* **Directions**: Copy out each line of the material below that holds the string "Sparse".

* **Records for processing**:
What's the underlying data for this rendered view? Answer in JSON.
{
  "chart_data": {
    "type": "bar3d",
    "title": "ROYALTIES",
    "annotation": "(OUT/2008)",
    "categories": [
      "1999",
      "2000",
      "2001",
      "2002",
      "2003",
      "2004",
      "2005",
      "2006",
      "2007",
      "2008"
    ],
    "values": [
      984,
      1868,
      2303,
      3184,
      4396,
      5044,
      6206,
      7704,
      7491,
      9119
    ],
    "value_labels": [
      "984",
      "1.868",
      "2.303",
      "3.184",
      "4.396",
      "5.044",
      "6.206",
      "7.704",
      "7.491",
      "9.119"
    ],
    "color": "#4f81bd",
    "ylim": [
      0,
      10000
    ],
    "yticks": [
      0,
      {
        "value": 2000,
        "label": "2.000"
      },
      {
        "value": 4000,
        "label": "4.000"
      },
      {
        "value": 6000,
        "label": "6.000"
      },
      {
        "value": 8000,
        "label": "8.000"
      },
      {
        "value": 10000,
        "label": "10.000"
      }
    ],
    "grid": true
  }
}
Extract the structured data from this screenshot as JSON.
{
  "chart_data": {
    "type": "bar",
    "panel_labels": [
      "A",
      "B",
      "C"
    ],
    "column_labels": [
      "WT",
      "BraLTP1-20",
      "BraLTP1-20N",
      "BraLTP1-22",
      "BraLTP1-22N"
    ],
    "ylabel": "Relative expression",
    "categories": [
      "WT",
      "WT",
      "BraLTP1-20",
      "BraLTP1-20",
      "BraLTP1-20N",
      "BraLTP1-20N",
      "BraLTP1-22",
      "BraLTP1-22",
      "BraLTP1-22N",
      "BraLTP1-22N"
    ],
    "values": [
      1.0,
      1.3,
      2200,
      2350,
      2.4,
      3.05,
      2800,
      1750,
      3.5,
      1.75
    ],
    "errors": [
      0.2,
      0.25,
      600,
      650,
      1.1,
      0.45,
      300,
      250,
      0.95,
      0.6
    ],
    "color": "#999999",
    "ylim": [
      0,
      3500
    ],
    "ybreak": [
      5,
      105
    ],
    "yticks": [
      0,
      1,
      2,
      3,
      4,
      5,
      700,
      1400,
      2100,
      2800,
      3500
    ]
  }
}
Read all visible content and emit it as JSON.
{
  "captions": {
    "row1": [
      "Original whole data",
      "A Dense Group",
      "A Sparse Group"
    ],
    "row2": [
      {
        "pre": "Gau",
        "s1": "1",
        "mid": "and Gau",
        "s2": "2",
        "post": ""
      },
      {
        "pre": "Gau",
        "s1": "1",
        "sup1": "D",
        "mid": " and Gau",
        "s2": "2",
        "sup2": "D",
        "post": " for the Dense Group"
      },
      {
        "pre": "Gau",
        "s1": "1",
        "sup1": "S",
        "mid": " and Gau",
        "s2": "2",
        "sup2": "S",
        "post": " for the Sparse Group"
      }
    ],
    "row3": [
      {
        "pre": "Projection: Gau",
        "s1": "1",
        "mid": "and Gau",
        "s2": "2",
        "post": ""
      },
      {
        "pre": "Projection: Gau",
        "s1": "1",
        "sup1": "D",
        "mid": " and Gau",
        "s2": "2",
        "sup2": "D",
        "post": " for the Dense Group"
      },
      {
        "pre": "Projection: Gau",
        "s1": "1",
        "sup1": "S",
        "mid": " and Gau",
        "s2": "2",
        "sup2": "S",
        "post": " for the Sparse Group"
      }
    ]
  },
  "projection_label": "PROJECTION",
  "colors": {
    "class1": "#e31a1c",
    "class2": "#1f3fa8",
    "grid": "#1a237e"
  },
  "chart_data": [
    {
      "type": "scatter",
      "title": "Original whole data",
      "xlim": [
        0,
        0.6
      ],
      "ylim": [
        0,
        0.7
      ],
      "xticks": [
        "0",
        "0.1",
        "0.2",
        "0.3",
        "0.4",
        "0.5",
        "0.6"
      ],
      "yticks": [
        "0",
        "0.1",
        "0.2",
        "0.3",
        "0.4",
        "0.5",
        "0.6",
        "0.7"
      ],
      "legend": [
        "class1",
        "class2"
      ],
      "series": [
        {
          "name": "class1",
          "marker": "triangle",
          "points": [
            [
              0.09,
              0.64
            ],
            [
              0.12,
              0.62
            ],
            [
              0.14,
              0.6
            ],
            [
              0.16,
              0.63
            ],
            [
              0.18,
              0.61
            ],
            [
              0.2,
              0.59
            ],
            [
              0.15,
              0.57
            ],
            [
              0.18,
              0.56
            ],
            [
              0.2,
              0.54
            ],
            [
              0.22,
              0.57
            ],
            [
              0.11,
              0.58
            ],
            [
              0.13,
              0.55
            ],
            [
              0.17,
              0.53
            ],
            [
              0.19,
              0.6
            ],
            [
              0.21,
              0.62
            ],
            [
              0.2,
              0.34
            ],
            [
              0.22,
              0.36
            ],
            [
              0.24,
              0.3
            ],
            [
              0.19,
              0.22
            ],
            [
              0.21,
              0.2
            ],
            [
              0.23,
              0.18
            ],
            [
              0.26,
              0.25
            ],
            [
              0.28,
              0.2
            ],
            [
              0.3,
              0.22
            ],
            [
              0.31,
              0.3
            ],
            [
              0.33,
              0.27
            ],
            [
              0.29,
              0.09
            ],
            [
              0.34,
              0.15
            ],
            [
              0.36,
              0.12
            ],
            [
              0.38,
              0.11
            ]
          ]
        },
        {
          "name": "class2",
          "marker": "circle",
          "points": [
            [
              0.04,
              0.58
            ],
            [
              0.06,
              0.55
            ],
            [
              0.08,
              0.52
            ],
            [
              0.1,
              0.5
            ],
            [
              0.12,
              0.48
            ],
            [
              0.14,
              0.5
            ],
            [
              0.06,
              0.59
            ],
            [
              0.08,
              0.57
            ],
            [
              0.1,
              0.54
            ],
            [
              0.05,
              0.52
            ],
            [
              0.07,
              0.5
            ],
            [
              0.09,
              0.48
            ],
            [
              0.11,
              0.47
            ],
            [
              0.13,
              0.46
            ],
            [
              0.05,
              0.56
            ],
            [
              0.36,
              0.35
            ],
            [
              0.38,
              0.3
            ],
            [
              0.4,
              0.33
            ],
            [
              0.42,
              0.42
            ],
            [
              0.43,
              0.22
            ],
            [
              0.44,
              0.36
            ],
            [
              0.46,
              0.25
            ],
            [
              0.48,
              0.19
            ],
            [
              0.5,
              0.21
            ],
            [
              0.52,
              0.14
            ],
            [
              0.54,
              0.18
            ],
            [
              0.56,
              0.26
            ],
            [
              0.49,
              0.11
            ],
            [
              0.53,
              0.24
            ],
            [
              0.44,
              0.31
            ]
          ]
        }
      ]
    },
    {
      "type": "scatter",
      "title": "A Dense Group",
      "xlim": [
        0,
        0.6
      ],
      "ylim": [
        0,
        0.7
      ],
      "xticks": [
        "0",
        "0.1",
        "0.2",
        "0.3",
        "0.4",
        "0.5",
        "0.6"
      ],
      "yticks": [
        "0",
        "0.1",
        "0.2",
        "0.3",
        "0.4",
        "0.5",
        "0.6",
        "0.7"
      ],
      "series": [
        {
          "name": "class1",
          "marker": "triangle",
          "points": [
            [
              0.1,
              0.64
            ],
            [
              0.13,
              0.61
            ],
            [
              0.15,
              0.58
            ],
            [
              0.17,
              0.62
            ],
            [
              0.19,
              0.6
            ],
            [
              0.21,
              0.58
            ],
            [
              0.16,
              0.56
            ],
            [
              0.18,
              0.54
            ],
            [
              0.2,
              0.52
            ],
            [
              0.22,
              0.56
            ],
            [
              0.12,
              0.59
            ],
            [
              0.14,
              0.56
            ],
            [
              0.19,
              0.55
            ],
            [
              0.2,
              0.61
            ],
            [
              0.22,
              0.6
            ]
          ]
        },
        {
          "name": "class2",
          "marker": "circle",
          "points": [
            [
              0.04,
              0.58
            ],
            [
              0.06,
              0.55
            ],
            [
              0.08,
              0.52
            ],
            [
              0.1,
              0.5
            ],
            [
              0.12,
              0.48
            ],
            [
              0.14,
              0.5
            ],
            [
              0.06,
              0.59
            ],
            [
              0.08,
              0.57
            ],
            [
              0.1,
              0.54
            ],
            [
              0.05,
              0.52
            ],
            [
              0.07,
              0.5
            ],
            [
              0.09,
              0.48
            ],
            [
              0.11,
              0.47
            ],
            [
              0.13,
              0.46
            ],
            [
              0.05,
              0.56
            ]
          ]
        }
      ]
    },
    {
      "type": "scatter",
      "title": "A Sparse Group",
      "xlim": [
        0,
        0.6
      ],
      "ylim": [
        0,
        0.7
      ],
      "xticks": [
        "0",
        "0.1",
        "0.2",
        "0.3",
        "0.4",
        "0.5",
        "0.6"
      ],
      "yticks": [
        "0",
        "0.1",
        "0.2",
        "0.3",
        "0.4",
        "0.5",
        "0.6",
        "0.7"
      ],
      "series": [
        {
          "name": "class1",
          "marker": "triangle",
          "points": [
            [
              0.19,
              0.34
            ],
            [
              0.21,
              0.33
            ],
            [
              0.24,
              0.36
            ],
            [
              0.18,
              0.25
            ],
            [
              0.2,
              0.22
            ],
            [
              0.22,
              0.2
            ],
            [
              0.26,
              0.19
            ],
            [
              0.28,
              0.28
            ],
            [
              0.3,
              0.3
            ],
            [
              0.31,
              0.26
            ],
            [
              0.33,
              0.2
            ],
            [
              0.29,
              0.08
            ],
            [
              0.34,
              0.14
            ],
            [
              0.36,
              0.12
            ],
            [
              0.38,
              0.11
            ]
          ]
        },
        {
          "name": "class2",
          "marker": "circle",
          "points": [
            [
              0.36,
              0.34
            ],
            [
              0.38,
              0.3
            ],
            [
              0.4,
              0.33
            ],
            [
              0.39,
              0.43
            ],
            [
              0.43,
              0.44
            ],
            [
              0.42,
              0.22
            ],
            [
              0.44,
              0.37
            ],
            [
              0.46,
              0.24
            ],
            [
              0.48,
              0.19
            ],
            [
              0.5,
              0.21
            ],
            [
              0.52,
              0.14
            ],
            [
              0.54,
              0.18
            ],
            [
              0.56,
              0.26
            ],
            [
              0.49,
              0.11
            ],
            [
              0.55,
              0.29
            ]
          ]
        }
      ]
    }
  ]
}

* **Response**:
      "A Sparse Group"
        "post": " for the Sparse Group"
        "post": " for the Sparse Group"
      "title": "A Sparse Group",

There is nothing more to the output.